Repeat every line of the material, character for character.

> _Records supplied_:
──────

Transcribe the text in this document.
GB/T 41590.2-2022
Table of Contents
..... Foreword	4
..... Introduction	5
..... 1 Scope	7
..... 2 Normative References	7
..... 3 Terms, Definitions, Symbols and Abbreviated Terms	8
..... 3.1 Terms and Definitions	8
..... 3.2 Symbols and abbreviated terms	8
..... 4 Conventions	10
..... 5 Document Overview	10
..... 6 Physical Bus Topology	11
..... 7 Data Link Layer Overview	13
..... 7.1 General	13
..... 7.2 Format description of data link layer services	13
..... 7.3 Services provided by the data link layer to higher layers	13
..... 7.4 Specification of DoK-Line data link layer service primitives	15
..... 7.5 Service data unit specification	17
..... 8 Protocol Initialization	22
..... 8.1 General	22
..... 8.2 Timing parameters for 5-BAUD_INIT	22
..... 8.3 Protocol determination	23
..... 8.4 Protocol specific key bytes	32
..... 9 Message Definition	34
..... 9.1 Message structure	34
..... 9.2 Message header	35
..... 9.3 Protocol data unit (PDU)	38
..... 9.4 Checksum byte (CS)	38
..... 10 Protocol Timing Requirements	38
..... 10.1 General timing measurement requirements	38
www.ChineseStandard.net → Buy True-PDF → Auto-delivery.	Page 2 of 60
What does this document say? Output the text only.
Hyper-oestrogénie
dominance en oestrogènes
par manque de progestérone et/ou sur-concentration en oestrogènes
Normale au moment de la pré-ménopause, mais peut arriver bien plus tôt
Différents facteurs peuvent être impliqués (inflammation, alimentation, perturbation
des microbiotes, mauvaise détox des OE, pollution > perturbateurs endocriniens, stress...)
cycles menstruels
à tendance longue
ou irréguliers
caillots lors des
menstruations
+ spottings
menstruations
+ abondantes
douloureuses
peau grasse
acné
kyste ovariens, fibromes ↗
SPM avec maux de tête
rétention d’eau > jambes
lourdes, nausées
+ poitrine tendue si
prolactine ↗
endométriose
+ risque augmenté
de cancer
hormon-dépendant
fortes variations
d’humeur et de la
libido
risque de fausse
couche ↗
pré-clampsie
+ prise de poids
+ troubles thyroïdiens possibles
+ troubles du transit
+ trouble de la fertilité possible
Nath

──────

> _The solution_:
Transcribe the text in this document.
GB/T 41590.2-2022
Table of Contents
..... Foreword	4
..... Introduction	5
..... 1 Scope	7
..... 2 Normative References	7
..... 3 Terms, Definitions, Symbols and Abbreviated Terms	8
..... 3.1 Terms and Definitions	8
..... 3.2 Symbols and abbreviated terms	8
..... 4 Conventions	10
..... 5 Document Overview	10
..... 6 Physical Bus Topology	11
..... 7 Data Link Layer Overview	13
..... 7.1 General	13
..... 7.2 Format description of data link layer services	13
..... 7.3 Services provided by the data link layer to higher layers	13
..... 7.4 Specification of DoK-Line data link layer service primitives	15
..... 7.5 Service data unit specification	17
..... 8 Protocol Initialization	22
..... 8.1 General	22
..... 8.2 Timing parameters for 5-BAUD_INIT	22
..... 8.3 Protocol determination	23
..... 8.4 Protocol specific key bytes	32
..... 9 Message Definition	34
..... 9.1 Message structure	34
..... 9.2 Message header	35
..... 9.3 Protocol data unit (PDU)	38
..... 9.4 Checksum byte (CS)	38
..... 10 Protocol Timing Requirements	38
..... 10.1 General timing measurement requirements	38
www.ChineseStandard.net → Buy True-PDF → Auto-delivery.	Page 2 of 60
What does this document say? Output the text only.
Hyper-oestrogénie
dominance en oestrogènes
par manque de progestérone et/ou sur-concentration en oestrogènes
Normale au moment de la pré-ménopause, mais peut arriver bien plus tôt
Différents facteurs peuvent être impliqués (inflammation, alimentation, perturbation
des microbiotes, mauvaise détox des OE, pollution > perturbateurs endocriniens, stress...)
cycles menstruels
à tendance longue
ou irréguliers
caillots lors des
menstruations
+ spottings
menstruations
+ abondantes
douloureuses
peau grasse
acné
kyste ovariens, fibromes ↗
SPM avec maux de tête
rétention d’eau > jambes
lourdes, nausées
+ poitrine tendue si
prolactine ↗
endométriose
+ risque augmenté
de cancer
hormon-dépendant
fortes variations
d’humeur et de la
libido
risque de fausse
couche ↗
pré-clampsie
+ prise de poids
+ troubles thyroïdiens possibles
+ troubles du transit
+ trouble de la fertilité possible
Nath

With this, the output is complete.